Request – Can the data below be set down again exactly, line for line?

Extracted records –
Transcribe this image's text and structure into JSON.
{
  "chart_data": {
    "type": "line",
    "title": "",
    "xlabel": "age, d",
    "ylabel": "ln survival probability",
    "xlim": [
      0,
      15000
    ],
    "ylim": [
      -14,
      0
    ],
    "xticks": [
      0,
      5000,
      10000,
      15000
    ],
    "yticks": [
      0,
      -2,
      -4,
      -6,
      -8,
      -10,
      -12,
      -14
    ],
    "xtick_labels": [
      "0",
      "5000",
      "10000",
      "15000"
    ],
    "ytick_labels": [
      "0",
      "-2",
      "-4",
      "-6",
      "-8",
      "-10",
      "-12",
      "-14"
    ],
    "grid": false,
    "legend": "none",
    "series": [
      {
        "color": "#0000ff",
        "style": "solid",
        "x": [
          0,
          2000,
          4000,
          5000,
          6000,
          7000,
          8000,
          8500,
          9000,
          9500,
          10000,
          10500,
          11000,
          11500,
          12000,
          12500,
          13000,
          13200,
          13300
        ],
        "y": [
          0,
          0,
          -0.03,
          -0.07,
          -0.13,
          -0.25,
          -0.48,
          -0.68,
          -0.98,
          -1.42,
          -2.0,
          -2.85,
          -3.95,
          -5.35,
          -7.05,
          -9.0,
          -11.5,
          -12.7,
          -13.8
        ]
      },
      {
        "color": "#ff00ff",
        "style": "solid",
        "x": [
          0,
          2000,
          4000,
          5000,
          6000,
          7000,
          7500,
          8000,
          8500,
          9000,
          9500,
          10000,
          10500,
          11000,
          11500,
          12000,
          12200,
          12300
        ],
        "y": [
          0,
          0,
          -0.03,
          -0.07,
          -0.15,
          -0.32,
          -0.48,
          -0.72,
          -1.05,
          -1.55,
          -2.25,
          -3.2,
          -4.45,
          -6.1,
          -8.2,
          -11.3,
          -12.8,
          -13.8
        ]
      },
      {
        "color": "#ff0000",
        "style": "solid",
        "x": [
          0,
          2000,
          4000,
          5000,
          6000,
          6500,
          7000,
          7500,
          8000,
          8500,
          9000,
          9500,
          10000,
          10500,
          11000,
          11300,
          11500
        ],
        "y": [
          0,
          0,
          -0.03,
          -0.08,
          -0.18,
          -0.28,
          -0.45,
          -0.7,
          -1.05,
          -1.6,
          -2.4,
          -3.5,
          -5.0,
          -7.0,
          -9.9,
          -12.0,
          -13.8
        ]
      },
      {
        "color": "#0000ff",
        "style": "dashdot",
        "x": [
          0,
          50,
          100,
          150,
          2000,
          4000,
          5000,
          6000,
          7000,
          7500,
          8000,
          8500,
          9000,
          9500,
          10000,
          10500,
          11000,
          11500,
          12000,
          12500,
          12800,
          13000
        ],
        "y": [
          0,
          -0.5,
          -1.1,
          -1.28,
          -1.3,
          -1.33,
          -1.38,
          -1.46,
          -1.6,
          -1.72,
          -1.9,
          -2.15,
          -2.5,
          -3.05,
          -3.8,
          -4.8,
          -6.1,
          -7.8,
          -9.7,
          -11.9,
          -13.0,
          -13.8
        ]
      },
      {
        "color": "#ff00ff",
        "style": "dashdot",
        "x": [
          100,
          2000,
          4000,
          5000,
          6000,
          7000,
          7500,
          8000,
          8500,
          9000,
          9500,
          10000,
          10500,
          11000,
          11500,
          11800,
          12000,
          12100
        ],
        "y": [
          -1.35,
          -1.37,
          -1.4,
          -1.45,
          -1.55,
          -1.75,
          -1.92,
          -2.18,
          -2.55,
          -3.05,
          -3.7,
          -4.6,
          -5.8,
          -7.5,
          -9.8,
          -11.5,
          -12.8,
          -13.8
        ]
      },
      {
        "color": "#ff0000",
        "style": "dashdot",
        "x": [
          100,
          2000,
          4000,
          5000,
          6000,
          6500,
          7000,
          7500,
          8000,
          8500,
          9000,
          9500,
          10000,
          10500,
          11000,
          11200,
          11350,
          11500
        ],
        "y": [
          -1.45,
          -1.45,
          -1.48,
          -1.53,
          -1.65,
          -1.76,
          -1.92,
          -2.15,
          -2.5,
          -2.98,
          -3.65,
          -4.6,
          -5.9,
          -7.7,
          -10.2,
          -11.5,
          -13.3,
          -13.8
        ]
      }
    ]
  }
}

Correct response –
Transcribe this image's text and structure into JSON.
{
  "chart_data": {
    "type": "line",
    "title": "",
    "xlabel": "age, d",
    "ylabel": "ln survival probability",
    "xlim": [
      0,
      15000
    ],
    "ylim": [
      -14,
      0
    ],
    "xticks": [
      0,
      5000,
      10000,
      15000
    ],
    "yticks": [
      0,
      -2,
      -4,
      -6,
      -8,
      -10,
      -12,
      -14
    ],
    "xtick_labels": [
      "0",
      "5000",
      "10000",
      "15000"
    ],
    "ytick_labels": [
      "0",
      "-2",
      "-4",
      "-6",
      "-8",
      "-10",
      "-12",
      "-14"
    ],
    "grid": false,
    "legend": "none",
    "series": [
      {
        "color": "#0000ff",
        "style": "solid",
        "x": [
          0,
          2000,
          4000,
          5000,
          6000,
          7000,
          8000,
          8500,
          9000,
          9500,
          10000,
          10500,
          11000,
          11500,
          12000,
          12500,
          13000,
          13200,
          13300
        ],
        "y": [
          0,
          0,
          -0.03,
          -0.07,
          -0.13,
          -0.25,
          -0.48,
          -0.68,
          -0.98,
          -1.42,
          -2.0,
          -2.85,
          -3.95,
          -5.35,
          -7.05,
          -9.0,
          -11.5,
          -12.7,
          -13.8
        ]
      },
      {
        "color": "#ff00ff",
        "style": "solid",
        "x": [
          0,
          2000,
          4000,
          5000,
          6000,
          7000,
          7500,
          8000,
          8500,
          9000,
          9500,
          10000,
          10500,
          11000,
          11500,
          12000,
          12200,
          12300
        ],
        "y": [
          0,
          0,
          -0.03,
          -0.07,
          -0.15,
          -0.32,
          -0.48,
          -0.72,
          -1.05,
          -1.55,
          -2.25,
          -3.2,
          -4.45,
          -6.1,
          -8.2,
          -11.3,
          -12.8,
          -13.8
        ]
      },
      {
        "color": "#ff0000",
        "style": "solid",
        "x": [
          0,
          2000,
          4000,
          5000,
          6000,
          6500,
          7000,
          7500,
          8000,
          8500,
          9000,
          9500,
          10000,
          10500,
          11000,
          11300,
          11500
        ],
        "y": [
          0,
          0,
          -0.03,
          -0.08,
          -0.18,
          -0.28,
          -0.45,
          -0.7,
          -1.05,
          -1.6,
          -2.4,
          -3.5,
          -5.0,
          -7.0,
          -9.9,
          -12.0,
          -13.8
        ]
      },
      {
        "color": "#0000ff",
        "style": "dashdot",
        "x": [
          0,
          50,
          100,
          150,
          2000,
          4000,
          5000,
          6000,
          7000,
          7500,
          8000,
          8500,
          9000,
          9500,
          10000,
          10500,
          11000,
          11500,
          12000,
          12500,
          12800,
          13000
        ],
        "y": [
          0,
          -0.5,
          -1.1,
          -1.28,
          -1.3,
          -1.33,
          -1.38,
          -1.46,
          -1.6,
          -1.72,
          -1.9,
          -2.15,
          -2.5,
          -3.05,
          -3.8,
          -4.8,
          -6.1,
          -7.8,
          -9.7,
          -11.9,
          -13.0,
          -13.8
        ]
      },
      {
        "color": "#ff00ff",
        "style": "dashdot",
        "x": [
          100,
          2000,
          4000,
          5000,
          6000,
          7000,
          7500,
          8000,
          8500,
          9000,
          9500,
          10000,
          10500,
          11000,
          11500,
          11800,
          12000,
          12100
        ],
        "y": [
          -1.35,
          -1.37,
          -1.4,
          -1.45,
          -1.55,
          -1.75,
          -1.92,
          -2.18,
          -2.55,
          -3.05,
          -3.7,
          -4.6,
          -5.8,
          -7.5,
          -9.8,
          -11.5,
          -12.8,
          -13.8
        ]
      },
      {
        "color": "#ff0000",
        "style": "dashdot",
        "x": [
          100,
          2000,
          4000,
          5000,
          6000,
          6500,
          7000,
          7500,
          8000,
          8500,
          9000,
          9500,
          10000,
          10500,
          11000,
          11200,
          11350,
          11500
        ],
        "y": [
          -1.45,
          -1.45,
          -1.48,
          -1.53,
          -1.65,
          -1.76,
          -1.92,
          -2.15,
          -2.5,
          -2.98,
          -3.65,
          -4.6,
          -5.9,
          -7.7,
          -10.2,
          -11.5,
          -13.3,
          -13.8
        ]
      }
    ]
  }
}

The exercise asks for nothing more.